[Rows from a figure dataset]
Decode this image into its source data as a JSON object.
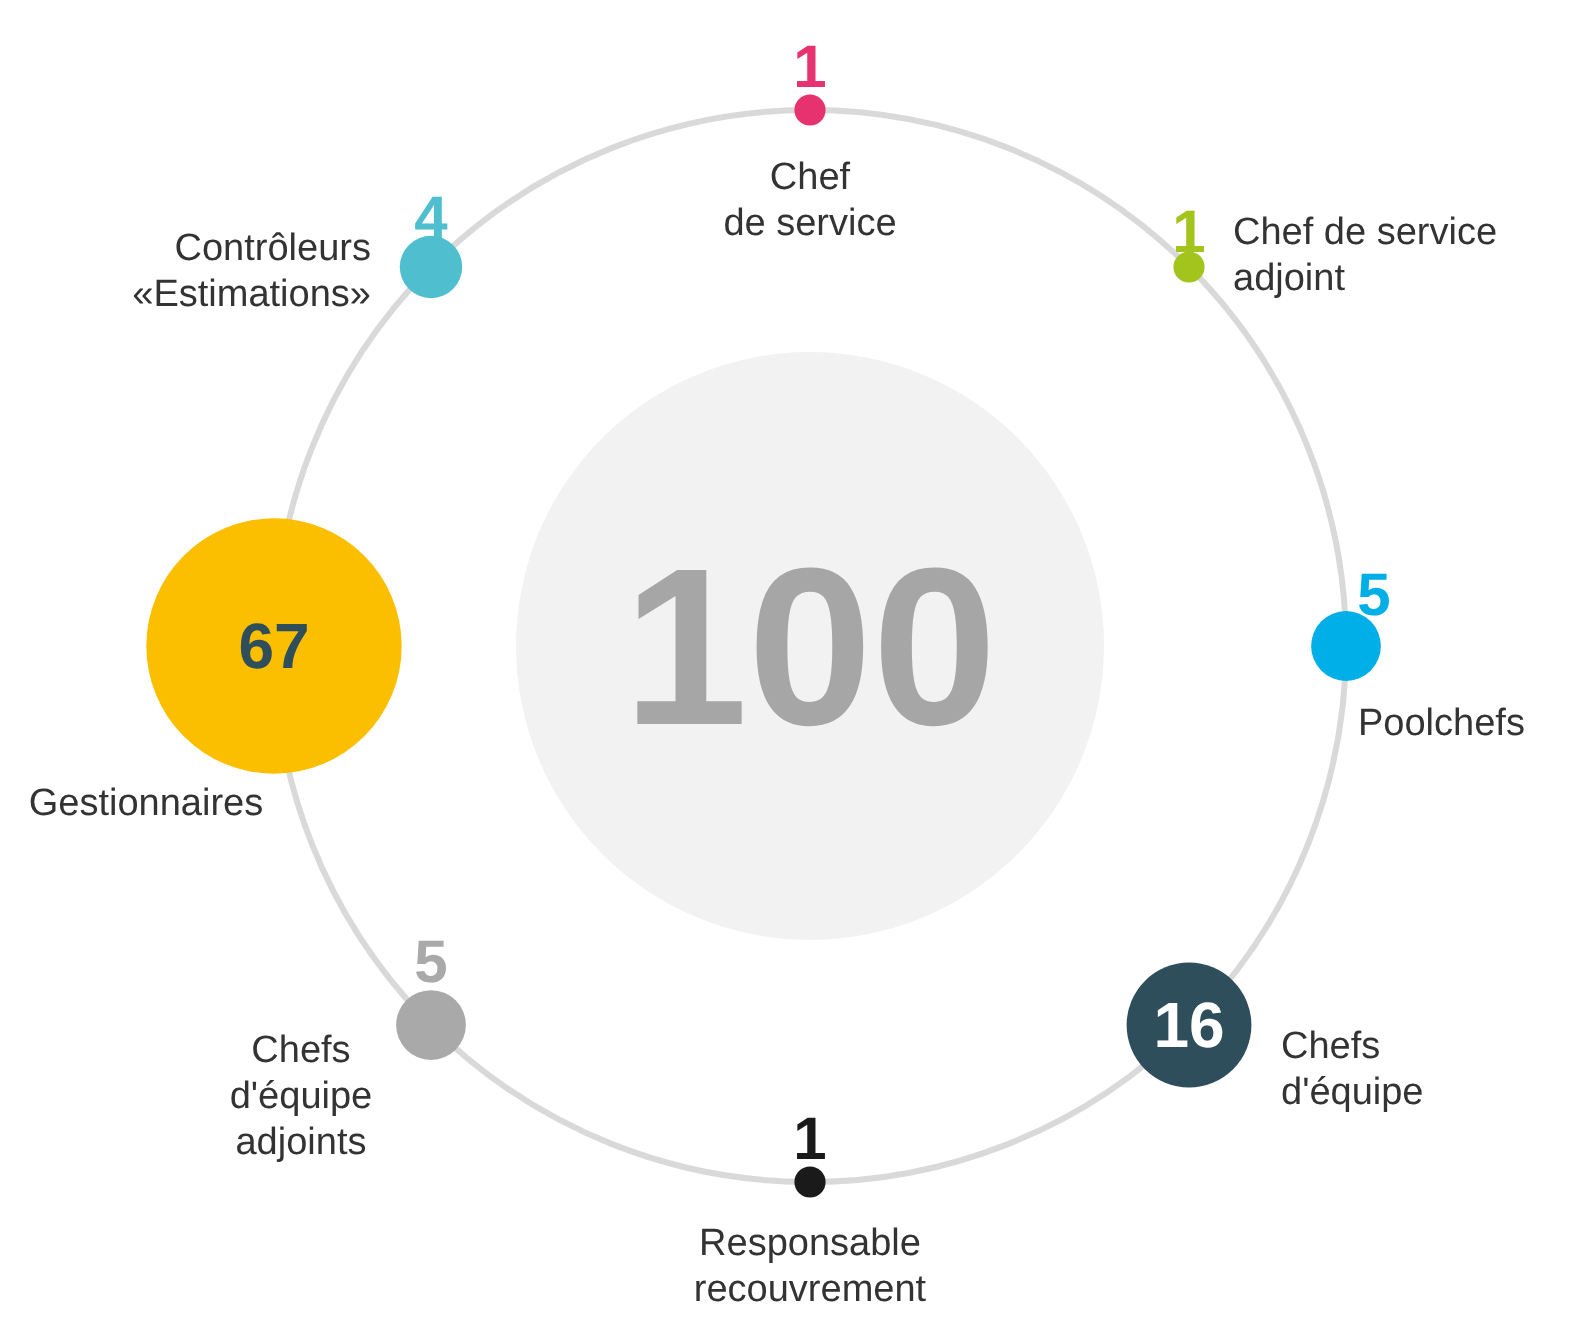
{
  "chart_data": {
    "type": "other",
    "categories": [
      "Chef\nde service",
      "Chef de service\nadjoint",
      "Poolchefs",
      "Chefs\nd'équipe",
      "Responsable\nrecouvrement",
      "Chefs\nd'équipe\nadjoints",
      "Gestionnaires",
      "Contrôleurs\n«Estimations»"
    ],
    "values": [
      1,
      1,
      5,
      16,
      1,
      5,
      67,
      4
    ],
    "colors": [
      "#e6336f",
      "#a3c41c",
      "#00aee8",
      "#2e4e5b",
      "#1a1a1a",
      "#a9a9a9",
      "#fbbf00",
      "#4fbfcf"
    ],
    "data_labels": true,
    "annotations": [
      "100"
    ]
  }
}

→ YOUR GOAL:
From the listing, extract all text exactly as given and drop any picture.

→ EXPECTED ANSWER:
Decode this image into its source data as a JSON object.
{
  "chart_data": {
    "type": "other",
    "categories": [
      "Chef\nde service",
      "Chef de service\nadjoint",
      "Poolchefs",
      "Chefs\nd'équipe",
      "Responsable\nrecouvrement",
      "Chefs\nd'équipe\nadjoints",
      "Gestionnaires",
      "Contrôleurs\n«Estimations»"
    ],
    "values": [
      1,
      1,
      5,
      16,
      1,
      5,
      67,
      4
    ],
    "colors": [
      "#e6336f",
      "#a3c41c",
      "#00aee8",
      "#2e4e5b",
      "#1a1a1a",
      "#a9a9a9",
      "#fbbf00",
      "#4fbfcf"
    ],
    "data_labels": true,
    "annotations": [
      "100"
    ]
  }
}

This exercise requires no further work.